Job: Return all lines below containing the word "image".

[Figure data in JSON]
----------------------------------------

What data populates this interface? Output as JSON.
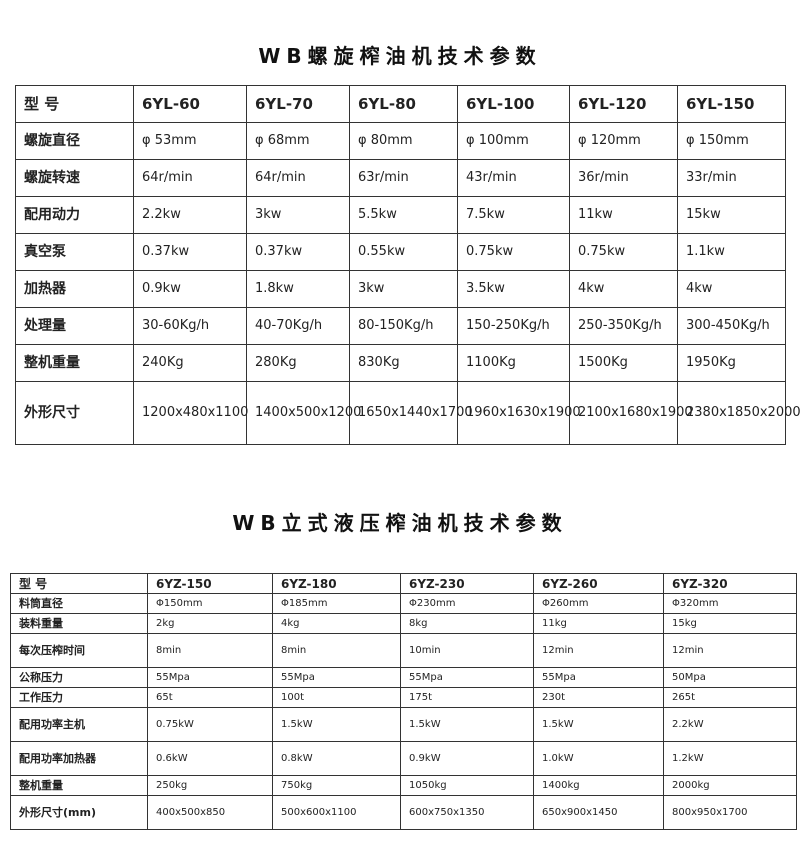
{
  "table1": {
    "title": "WB螺旋榨油机技术参数",
    "header": [
      "型 号",
      "6YL-60",
      "6YL-70",
      "6YL-80",
      "6YL-100",
      "6YL-120",
      "6YL-150"
    ],
    "rows": [
      [
        "螺旋直径",
        "φ 53mm",
        "φ 68mm",
        "φ 80mm",
        "φ 100mm",
        "φ 120mm",
        "φ 150mm"
      ],
      [
        "螺旋转速",
        "64r/min",
        "64r/min",
        "63r/min",
        "43r/min",
        "36r/min",
        "33r/min"
      ],
      [
        "配用动力",
        "2.2kw",
        "3kw",
        "5.5kw",
        "7.5kw",
        "11kw",
        "15kw"
      ],
      [
        "真空泵",
        "0.37kw",
        "0.37kw",
        "0.55kw",
        "0.75kw",
        "0.75kw",
        "1.1kw"
      ],
      [
        "加热器",
        "0.9kw",
        "1.8kw",
        "3kw",
        "3.5kw",
        "4kw",
        "4kw"
      ],
      [
        "处理量",
        "30-60Kg/h",
        "40-70Kg/h",
        "80-150Kg/h",
        "150-250Kg/h",
        "250-350Kg/h",
        "300-450Kg/h"
      ],
      [
        "整机重量",
        "240Kg",
        "280Kg",
        "830Kg",
        "1100Kg",
        "1500Kg",
        "1950Kg"
      ],
      [
        "外形尺寸",
        "1200x480x1100",
        "1400x500x1200",
        "1650x1440x1700",
        "1960x1630x1900",
        "2100x1680x1900",
        "2380x1850x2000"
      ]
    ]
  },
  "table2": {
    "title": "WB立式液压榨油机技术参数",
    "header": [
      "型 号",
      "6YZ-150",
      "6YZ-180",
      "6YZ-230",
      "6YZ-260",
      "6YZ-320"
    ],
    "rows": [
      [
        "料筒直径",
        "Φ150mm",
        "Φ185mm",
        "Φ230mm",
        "Φ260mm",
        "Φ320mm"
      ],
      [
        "装料重量",
        "2kg",
        "4kg",
        "8kg",
        "11kg",
        "15kg"
      ],
      [
        "每次压榨时间",
        "8min",
        "8min",
        "10min",
        "12min",
        "12min"
      ],
      [
        "公称压力",
        "55Mpa",
        "55Mpa",
        "55Mpa",
        "55Mpa",
        "50Mpa"
      ],
      [
        "工作压力",
        "65t",
        "100t",
        "175t",
        "230t",
        "265t"
      ],
      [
        "配用功率主机",
        "0.75kW",
        "1.5kW",
        "1.5kW",
        "1.5kW",
        "2.2kW"
      ],
      [
        "配用功率加热器",
        "0.6kW",
        "0.8kW",
        "0.9kW",
        "1.0kW",
        "1.2kW"
      ],
      [
        "整机重量",
        "250kg",
        "750kg",
        "1050kg",
        "1400kg",
        "2000kg"
      ],
      [
        "外形尺寸(mm)",
        "400x500x850",
        "500x600x1100",
        "600x750x1350",
        "650x900x1450",
        "800x950x1700"
      ]
    ]
  }
}
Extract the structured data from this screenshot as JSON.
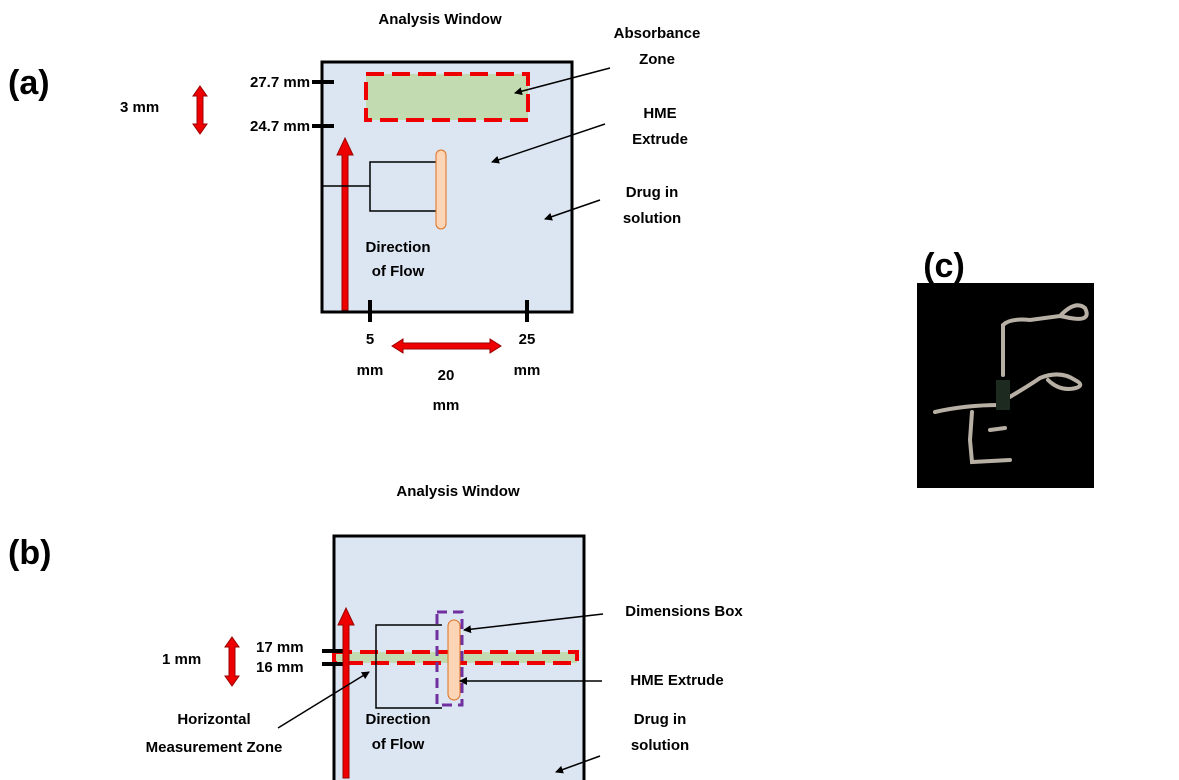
{
  "panel_a": {
    "label": "(a)",
    "title": "Analysis Window",
    "absorbance_zone": [
      "Absorbance",
      "Zone"
    ],
    "hme_extrude": [
      "HME",
      "Extrude"
    ],
    "drug_in_solution": [
      "Drug in",
      "solution"
    ],
    "tick_top": "27.7 mm",
    "tick_bottom": "24.7 mm",
    "height_span": "3 mm",
    "direction_of_flow": [
      "Direction",
      "of Flow"
    ],
    "x_left": [
      "5",
      "mm"
    ],
    "x_right": [
      "25",
      "mm"
    ],
    "width_span": [
      "20",
      "mm"
    ]
  },
  "panel_b": {
    "label": "(b)",
    "title": "Analysis Window",
    "dimensions_box": "Dimensions Box",
    "tick_top": "17 mm",
    "tick_bottom": "16 mm",
    "height_span": "1 mm",
    "hme_extrude": "HME Extrude",
    "drug_in_solution": [
      "Drug in",
      "solution"
    ],
    "horizontal_zone": [
      "Horizontal",
      "Measurement Zone"
    ],
    "direction_of_flow": [
      "Direction",
      "of Flow"
    ]
  },
  "panel_c": {
    "label": "(c)"
  }
}
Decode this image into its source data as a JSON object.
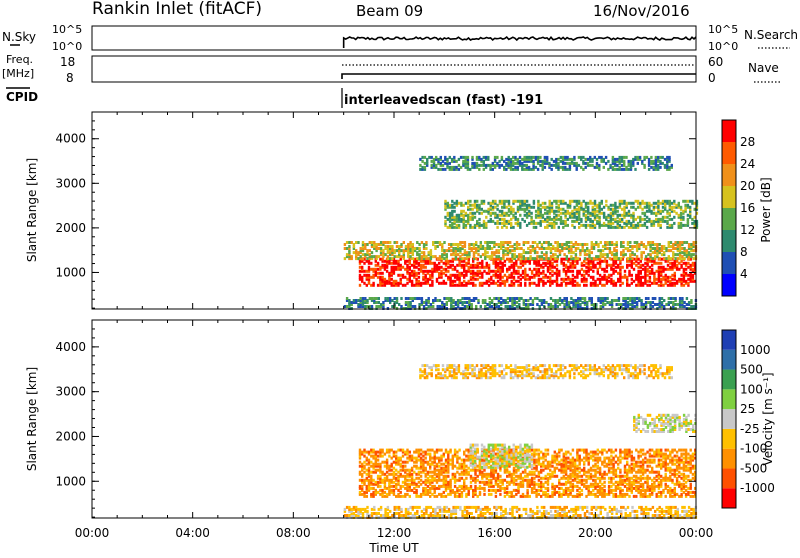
{
  "header": {
    "station": "Rankin Inlet (fitACF)",
    "beam": "Beam 09",
    "date": "16/Nov/2016"
  },
  "noise_panel": {
    "left_label": "N.Sky",
    "left_ticks": [
      "10^5",
      "10^0"
    ],
    "right_ticks": [
      "10^5",
      "10^0"
    ],
    "right_label": "N.Search"
  },
  "freq_panel": {
    "left_label_line1": "Freq.",
    "left_label_line2": "[MHz]",
    "left_ticks": [
      "18",
      "8"
    ],
    "right_ticks": [
      "60",
      "0"
    ],
    "right_label": "Nave"
  },
  "cpid": {
    "label": "CPID",
    "text": "interleavedscan (fast) -191"
  },
  "x_axis": {
    "label": "Time UT",
    "tick_labels": [
      "00:00",
      "04:00",
      "08:00",
      "12:00",
      "16:00",
      "20:00",
      "00:00"
    ]
  },
  "chart_data": [
    {
      "type": "heatmap",
      "parameter": "Power",
      "ylabel": "Slant Range [km]",
      "y_ticks": [
        1000,
        2000,
        3000,
        4000
      ],
      "ylim": [
        180,
        4600
      ],
      "xlim_hours": [
        0,
        24
      ],
      "data_start_hour": 10,
      "colorbar": {
        "label": "Power [dB]",
        "tick_labels": [
          "4",
          "8",
          "12",
          "16",
          "20",
          "24",
          "28"
        ],
        "colors": [
          "#0000ff",
          "#1f4fb4",
          "#2e8a6e",
          "#5aa84a",
          "#d6c21e",
          "#f0901a",
          "#ff5a00",
          "#ff0000"
        ]
      },
      "echo_bands": [
        {
          "t_start": 10.6,
          "t_end": 24,
          "range_min": 700,
          "range_max": 1300,
          "value_db": 28
        },
        {
          "t_start": 10,
          "t_end": 24,
          "range_min": 1300,
          "range_max": 1700,
          "value_db": 16
        },
        {
          "t_start": 10,
          "t_end": 24,
          "range_min": 180,
          "range_max": 450,
          "value_db": 8
        },
        {
          "t_start": 14,
          "t_end": 24,
          "range_min": 2000,
          "range_max": 2600,
          "value_db": 12
        },
        {
          "t_start": 13,
          "t_end": 23,
          "range_min": 3300,
          "range_max": 3600,
          "value_db": 8
        }
      ]
    },
    {
      "type": "heatmap",
      "parameter": "Velocity",
      "ylabel": "Slant Range [km]",
      "y_ticks": [
        1000,
        2000,
        3000,
        4000
      ],
      "ylim": [
        180,
        4600
      ],
      "xlim_hours": [
        0,
        24
      ],
      "data_start_hour": 10,
      "colorbar": {
        "label": "Velocity [m s⁻¹]",
        "tick_labels": [
          "1000",
          "500",
          "100",
          "25",
          "-25",
          "-100",
          "-500",
          "-1000"
        ],
        "colors": [
          "#1f3fb4",
          "#2e6fa8",
          "#3aa050",
          "#7fd040",
          "#c8c8c8",
          "#ffc000",
          "#ff9000",
          "#ff5000",
          "#ff0000"
        ]
      },
      "echo_bands": [
        {
          "t_start": 10.6,
          "t_end": 24,
          "range_min": 650,
          "range_max": 1700,
          "value_ms": -500
        },
        {
          "t_start": 15,
          "t_end": 17.5,
          "range_min": 1300,
          "range_max": 1800,
          "value_ms": 0
        },
        {
          "t_start": 21.5,
          "t_end": 24,
          "range_min": 2100,
          "range_max": 2500,
          "value_ms": 0
        },
        {
          "t_start": 10,
          "t_end": 24,
          "range_min": 180,
          "range_max": 450,
          "value_ms": -100
        },
        {
          "t_start": 13,
          "t_end": 23,
          "range_min": 3300,
          "range_max": 3600,
          "value_ms": -100
        }
      ]
    }
  ]
}
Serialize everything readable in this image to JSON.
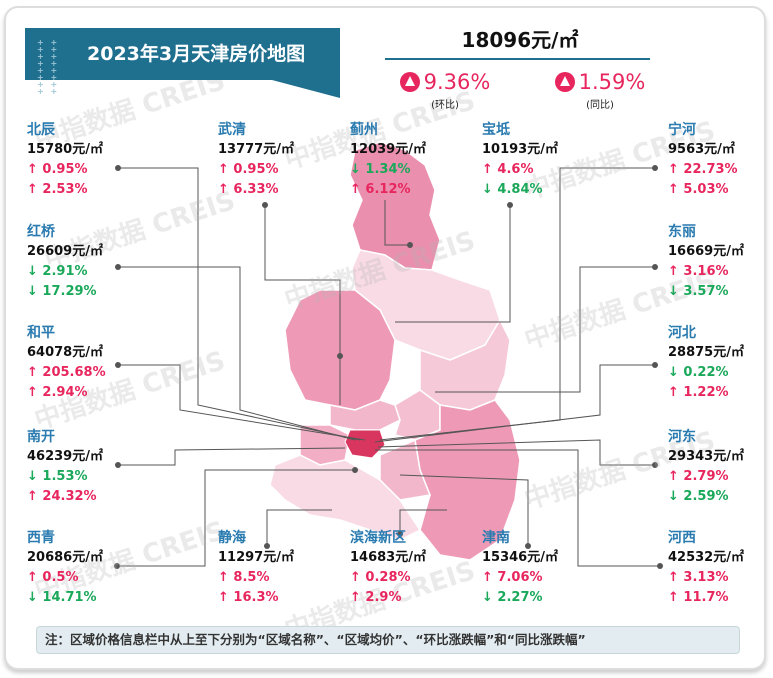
{
  "title": "2023年3月天津房价地图",
  "city_avg": {
    "price": "18096元/㎡",
    "mom": "9.36%",
    "mom_label": "(环比)",
    "yoy": "1.59%",
    "yoy_label": "(同比)"
  },
  "colors": {
    "up": "#e8265e",
    "down": "#1aa85a",
    "name": "#2a7bb0",
    "banner": "#1f6f8f"
  },
  "watermark": "中指数据 CREIS",
  "districts": [
    {
      "name": "北辰",
      "price": "15780元/㎡",
      "mom": "↑ 0.95%",
      "mom_dir": "up",
      "yoy": "↑ 2.53%",
      "yoy_dir": "up"
    },
    {
      "name": "武清",
      "price": "13777元/㎡",
      "mom": "↑ 0.95%",
      "mom_dir": "up",
      "yoy": "↑ 6.33%",
      "yoy_dir": "up"
    },
    {
      "name": "蓟州",
      "price": "12039元/㎡",
      "mom": "↓ 1.34%",
      "mom_dir": "dn",
      "yoy": "↑ 6.12%",
      "yoy_dir": "up"
    },
    {
      "name": "宝坻",
      "price": "10193元/㎡",
      "mom": "↑ 4.6%",
      "mom_dir": "up",
      "yoy": "↓ 4.84%",
      "yoy_dir": "dn"
    },
    {
      "name": "宁河",
      "price": "9563元/㎡",
      "mom": "↑ 22.73%",
      "mom_dir": "up",
      "yoy": "↑ 5.03%",
      "yoy_dir": "up"
    },
    {
      "name": "红桥",
      "price": "26609元/㎡",
      "mom": "↓ 2.91%",
      "mom_dir": "dn",
      "yoy": "↓ 17.29%",
      "yoy_dir": "dn"
    },
    {
      "name": "东丽",
      "price": "16669元/㎡",
      "mom": "↑ 3.16%",
      "mom_dir": "up",
      "yoy": "↓ 3.57%",
      "yoy_dir": "dn"
    },
    {
      "name": "和平",
      "price": "64078元/㎡",
      "mom": "↑ 205.68%",
      "mom_dir": "up",
      "yoy": "↑ 2.94%",
      "yoy_dir": "up"
    },
    {
      "name": "河北",
      "price": "28875元/㎡",
      "mom": "↓ 0.22%",
      "mom_dir": "dn",
      "yoy": "↑ 1.22%",
      "yoy_dir": "up"
    },
    {
      "name": "南开",
      "price": "46239元/㎡",
      "mom": "↓ 1.53%",
      "mom_dir": "dn",
      "yoy": "↑ 24.32%",
      "yoy_dir": "up"
    },
    {
      "name": "河东",
      "price": "29343元/㎡",
      "mom": "↑ 2.79%",
      "mom_dir": "up",
      "yoy": "↓ 2.59%",
      "yoy_dir": "dn"
    },
    {
      "name": "西青",
      "price": "20686元/㎡",
      "mom": "↑ 0.5%",
      "mom_dir": "up",
      "yoy": "↓ 14.71%",
      "yoy_dir": "dn"
    },
    {
      "name": "静海",
      "price": "11297元/㎡",
      "mom": "↑ 8.5%",
      "mom_dir": "up",
      "yoy": "↑ 16.3%",
      "yoy_dir": "up"
    },
    {
      "name": "滨海新区",
      "price": "14683元/㎡",
      "mom": "↑ 0.28%",
      "mom_dir": "up",
      "yoy": "↑ 2.9%",
      "yoy_dir": "up"
    },
    {
      "name": "津南",
      "price": "15346元/㎡",
      "mom": "↑ 7.06%",
      "mom_dir": "up",
      "yoy": "↓ 2.27%",
      "yoy_dir": "dn"
    },
    {
      "name": "河西",
      "price": "42532元/㎡",
      "mom": "↑ 3.13%",
      "mom_dir": "up",
      "yoy": "↑ 11.7%",
      "yoy_dir": "up"
    }
  ],
  "note": "注：区域价格信息栏中从上至下分别为“区域名称”、“区域均价”、“环比涨跌幅”和“同比涨跌幅”"
}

----------------------------------------

Answer to the exercise:
Decode this image into its source data as a JSON object.
Serialize everything readable in this image to JSON.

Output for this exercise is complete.